### Written task
Reproduce each record below exactly as written.

----------

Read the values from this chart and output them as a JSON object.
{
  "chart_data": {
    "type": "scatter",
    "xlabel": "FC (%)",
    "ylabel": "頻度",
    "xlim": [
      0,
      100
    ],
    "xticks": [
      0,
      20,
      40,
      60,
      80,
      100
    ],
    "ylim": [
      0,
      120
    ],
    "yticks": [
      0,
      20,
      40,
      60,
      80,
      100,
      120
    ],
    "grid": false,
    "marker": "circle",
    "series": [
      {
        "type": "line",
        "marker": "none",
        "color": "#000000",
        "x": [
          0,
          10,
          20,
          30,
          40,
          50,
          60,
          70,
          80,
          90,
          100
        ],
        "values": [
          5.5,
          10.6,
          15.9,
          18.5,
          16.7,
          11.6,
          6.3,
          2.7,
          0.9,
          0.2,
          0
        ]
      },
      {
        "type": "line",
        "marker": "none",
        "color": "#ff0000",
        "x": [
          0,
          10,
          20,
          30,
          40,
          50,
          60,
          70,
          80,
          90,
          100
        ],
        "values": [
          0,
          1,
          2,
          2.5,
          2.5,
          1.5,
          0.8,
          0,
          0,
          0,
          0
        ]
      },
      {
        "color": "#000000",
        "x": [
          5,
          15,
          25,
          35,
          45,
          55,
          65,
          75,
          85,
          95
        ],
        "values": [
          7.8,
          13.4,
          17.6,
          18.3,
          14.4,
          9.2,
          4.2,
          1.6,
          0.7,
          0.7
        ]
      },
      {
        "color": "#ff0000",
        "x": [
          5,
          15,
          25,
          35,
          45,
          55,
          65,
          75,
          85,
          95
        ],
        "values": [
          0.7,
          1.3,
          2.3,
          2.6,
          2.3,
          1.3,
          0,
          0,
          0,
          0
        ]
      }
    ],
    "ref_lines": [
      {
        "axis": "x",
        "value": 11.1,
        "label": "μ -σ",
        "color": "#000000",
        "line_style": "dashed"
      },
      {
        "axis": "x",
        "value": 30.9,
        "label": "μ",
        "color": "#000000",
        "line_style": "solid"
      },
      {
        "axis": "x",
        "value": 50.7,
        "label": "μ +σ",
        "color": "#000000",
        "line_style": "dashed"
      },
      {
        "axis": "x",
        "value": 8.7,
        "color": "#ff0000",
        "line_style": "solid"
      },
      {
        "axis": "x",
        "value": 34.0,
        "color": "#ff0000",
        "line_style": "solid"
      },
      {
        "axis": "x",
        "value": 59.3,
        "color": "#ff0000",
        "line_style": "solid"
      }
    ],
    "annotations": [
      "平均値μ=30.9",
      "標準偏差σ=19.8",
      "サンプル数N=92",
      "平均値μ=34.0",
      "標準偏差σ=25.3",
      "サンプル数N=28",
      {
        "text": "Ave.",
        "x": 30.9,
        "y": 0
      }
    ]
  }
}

----------

### Task result
Read the values from this chart and output them as a JSON object.
{
  "chart_data": {
    "type": "scatter",
    "xlabel": "FC (%)",
    "ylabel": "頻度",
    "xlim": [
      0,
      100
    ],
    "xticks": [
      0,
      20,
      40,
      60,
      80,
      100
    ],
    "ylim": [
      0,
      120
    ],
    "yticks": [
      0,
      20,
      40,
      60,
      80,
      100,
      120
    ],
    "grid": false,
    "marker": "circle",
    "series": [
      {
        "type": "line",
        "marker": "none",
        "color": "#000000",
        "x": [
          0,
          10,
          20,
          30,
          40,
          50,
          60,
          70,
          80,
          90,
          100
        ],
        "values": [
          5.5,
          10.6,
          15.9,
          18.5,
          16.7,
          11.6,
          6.3,
          2.7,
          0.9,
          0.2,
          0
        ]
      },
      {
        "type": "line",
        "marker": "none",
        "color": "#ff0000",
        "x": [
          0,
          10,
          20,
          30,
          40,
          50,
          60,
          70,
          80,
          90,
          100
        ],
        "values": [
          0,
          1,
          2,
          2.5,
          2.5,
          1.5,
          0.8,
          0,
          0,
          0,
          0
        ]
      },
      {
        "color": "#000000",
        "x": [
          5,
          15,
          25,
          35,
          45,
          55,
          65,
          75,
          85,
          95
        ],
        "values": [
          7.8,
          13.4,
          17.6,
          18.3,
          14.4,
          9.2,
          4.2,
          1.6,
          0.7,
          0.7
        ]
      },
      {
        "color": "#ff0000",
        "x": [
          5,
          15,
          25,
          35,
          45,
          55,
          65,
          75,
          85,
          95
        ],
        "values": [
          0.7,
          1.3,
          2.3,
          2.6,
          2.3,
          1.3,
          0,
          0,
          0,
          0
        ]
      }
    ],
    "ref_lines": [
      {
        "axis": "x",
        "value": 11.1,
        "label": "μ -σ",
        "color": "#000000",
        "line_style": "dashed"
      },
      {
        "axis": "x",
        "value": 30.9,
        "label": "μ",
        "color": "#000000",
        "line_style": "solid"
      },
      {
        "axis": "x",
        "value": 50.7,
        "label": "μ +σ",
        "color": "#000000",
        "line_style": "dashed"
      },
      {
        "axis": "x",
        "value": 8.7,
        "color": "#ff0000",
        "line_style": "solid"
      },
      {
        "axis": "x",
        "value": 34.0,
        "color": "#ff0000",
        "line_style": "solid"
      },
      {
        "axis": "x",
        "value": 59.3,
        "color": "#ff0000",
        "line_style": "solid"
      }
    ],
    "annotations": [
      "平均値μ=30.9",
      "標準偏差σ=19.8",
      "サンプル数N=92",
      "平均値μ=34.0",
      "標準偏差σ=25.3",
      "サンプル数N=28",
      {
        "text": "Ave.",
        "x": 30.9,
        "y": 0
      }
    ]
  }
}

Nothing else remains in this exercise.